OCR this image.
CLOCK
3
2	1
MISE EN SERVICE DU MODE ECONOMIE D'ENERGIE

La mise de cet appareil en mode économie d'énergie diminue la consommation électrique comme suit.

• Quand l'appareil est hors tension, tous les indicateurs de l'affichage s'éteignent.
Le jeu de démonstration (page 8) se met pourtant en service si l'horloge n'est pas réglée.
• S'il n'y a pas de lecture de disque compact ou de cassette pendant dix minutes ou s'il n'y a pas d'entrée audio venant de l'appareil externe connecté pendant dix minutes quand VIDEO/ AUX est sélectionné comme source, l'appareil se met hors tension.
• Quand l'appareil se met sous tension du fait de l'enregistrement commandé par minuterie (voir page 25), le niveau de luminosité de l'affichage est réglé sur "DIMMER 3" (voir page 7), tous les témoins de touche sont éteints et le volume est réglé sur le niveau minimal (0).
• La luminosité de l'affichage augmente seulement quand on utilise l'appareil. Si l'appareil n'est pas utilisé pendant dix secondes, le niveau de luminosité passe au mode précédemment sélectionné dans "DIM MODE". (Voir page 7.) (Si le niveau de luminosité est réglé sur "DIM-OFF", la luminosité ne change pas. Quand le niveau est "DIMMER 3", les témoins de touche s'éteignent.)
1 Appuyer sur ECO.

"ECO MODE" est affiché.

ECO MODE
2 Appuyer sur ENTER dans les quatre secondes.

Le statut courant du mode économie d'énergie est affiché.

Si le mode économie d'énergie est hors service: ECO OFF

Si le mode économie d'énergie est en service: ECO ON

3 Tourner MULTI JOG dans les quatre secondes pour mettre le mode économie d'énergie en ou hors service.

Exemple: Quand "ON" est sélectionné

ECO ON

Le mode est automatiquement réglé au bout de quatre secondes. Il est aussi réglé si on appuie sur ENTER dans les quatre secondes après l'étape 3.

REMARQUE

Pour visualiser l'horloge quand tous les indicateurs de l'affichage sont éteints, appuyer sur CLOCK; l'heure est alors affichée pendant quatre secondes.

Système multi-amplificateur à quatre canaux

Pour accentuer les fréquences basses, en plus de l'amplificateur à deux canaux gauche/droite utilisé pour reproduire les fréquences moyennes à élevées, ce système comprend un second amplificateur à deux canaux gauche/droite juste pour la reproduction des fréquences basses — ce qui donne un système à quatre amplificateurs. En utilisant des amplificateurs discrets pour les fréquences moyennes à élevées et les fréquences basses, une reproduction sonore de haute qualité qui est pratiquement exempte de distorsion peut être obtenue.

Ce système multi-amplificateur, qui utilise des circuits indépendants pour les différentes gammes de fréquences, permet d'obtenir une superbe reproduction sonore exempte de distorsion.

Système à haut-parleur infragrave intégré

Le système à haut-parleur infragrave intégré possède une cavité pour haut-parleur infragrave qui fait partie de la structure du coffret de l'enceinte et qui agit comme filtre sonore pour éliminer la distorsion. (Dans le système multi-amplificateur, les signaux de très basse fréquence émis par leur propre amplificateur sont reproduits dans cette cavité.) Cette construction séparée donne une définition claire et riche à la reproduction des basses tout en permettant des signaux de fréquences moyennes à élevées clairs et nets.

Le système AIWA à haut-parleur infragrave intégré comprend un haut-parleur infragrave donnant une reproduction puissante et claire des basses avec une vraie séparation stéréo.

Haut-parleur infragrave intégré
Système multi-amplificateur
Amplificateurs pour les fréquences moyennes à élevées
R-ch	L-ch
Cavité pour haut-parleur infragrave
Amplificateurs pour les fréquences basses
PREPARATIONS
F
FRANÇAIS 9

- _INSTRUCTIONS FOR THE TASK_
Write out every entry word for word.

- _TASK ANSWER_
OCR this image.
CLOCK
3
2	1
MISE EN SERVICE DU MODE ECONOMIE D'ENERGIE

La mise de cet appareil en mode économie d'énergie diminue la consommation électrique comme suit.

• Quand l'appareil est hors tension, tous les indicateurs de l'affichage s'éteignent.
Le jeu de démonstration (page 8) se met pourtant en service si l'horloge n'est pas réglée.
• S'il n'y a pas de lecture de disque compact ou de cassette pendant dix minutes ou s'il n'y a pas d'entrée audio venant de l'appareil externe connecté pendant dix minutes quand VIDEO/ AUX est sélectionné comme source, l'appareil se met hors tension.
• Quand l'appareil se met sous tension du fait de l'enregistrement commandé par minuterie (voir page 25), le niveau de luminosité de l'affichage est réglé sur "DIMMER 3" (voir page 7), tous les témoins de touche sont éteints et le volume est réglé sur le niveau minimal (0).
• La luminosité de l'affichage augmente seulement quand on utilise l'appareil. Si l'appareil n'est pas utilisé pendant dix secondes, le niveau de luminosité passe au mode précédemment sélectionné dans "DIM MODE". (Voir page 7.) (Si le niveau de luminosité est réglé sur "DIM-OFF", la luminosité ne change pas. Quand le niveau est "DIMMER 3", les témoins de touche s'éteignent.)
1 Appuyer sur ECO.

"ECO MODE" est affiché.

ECO MODE
2 Appuyer sur ENTER dans les quatre secondes.

Le statut courant du mode économie d'énergie est affiché.

Si le mode économie d'énergie est hors service: ECO OFF

Si le mode économie d'énergie est en service: ECO ON

3 Tourner MULTI JOG dans les quatre secondes pour mettre le mode économie d'énergie en ou hors service.

Exemple: Quand "ON" est sélectionné

ECO ON

Le mode est automatiquement réglé au bout de quatre secondes. Il est aussi réglé si on appuie sur ENTER dans les quatre secondes après l'étape 3.

REMARQUE

Pour visualiser l'horloge quand tous les indicateurs de l'affichage sont éteints, appuyer sur CLOCK; l'heure est alors affichée pendant quatre secondes.

Système multi-amplificateur à quatre canaux

Pour accentuer les fréquences basses, en plus de l'amplificateur à deux canaux gauche/droite utilisé pour reproduire les fréquences moyennes à élevées, ce système comprend un second amplificateur à deux canaux gauche/droite juste pour la reproduction des fréquences basses — ce qui donne un système à quatre amplificateurs. En utilisant des amplificateurs discrets pour les fréquences moyennes à élevées et les fréquences basses, une reproduction sonore de haute qualité qui est pratiquement exempte de distorsion peut être obtenue.

Ce système multi-amplificateur, qui utilise des circuits indépendants pour les différentes gammes de fréquences, permet d'obtenir une superbe reproduction sonore exempte de distorsion.

Système à haut-parleur infragrave intégré

Le système à haut-parleur infragrave intégré possède une cavité pour haut-parleur infragrave qui fait partie de la structure du coffret de l'enceinte et qui agit comme filtre sonore pour éliminer la distorsion. (Dans le système multi-amplificateur, les signaux de très basse fréquence émis par leur propre amplificateur sont reproduits dans cette cavité.) Cette construction séparée donne une définition claire et riche à la reproduction des basses tout en permettant des signaux de fréquences moyennes à élevées clairs et nets.

Le système AIWA à haut-parleur infragrave intégré comprend un haut-parleur infragrave donnant une reproduction puissante et claire des basses avec une vraie séparation stéréo.

Haut-parleur infragrave intégré
Système multi-amplificateur
Amplificateurs pour les fréquences moyennes à élevées
R-ch	L-ch
Cavité pour haut-parleur infragrave
Amplificateurs pour les fréquences basses
PREPARATIONS
F
FRANÇAIS 9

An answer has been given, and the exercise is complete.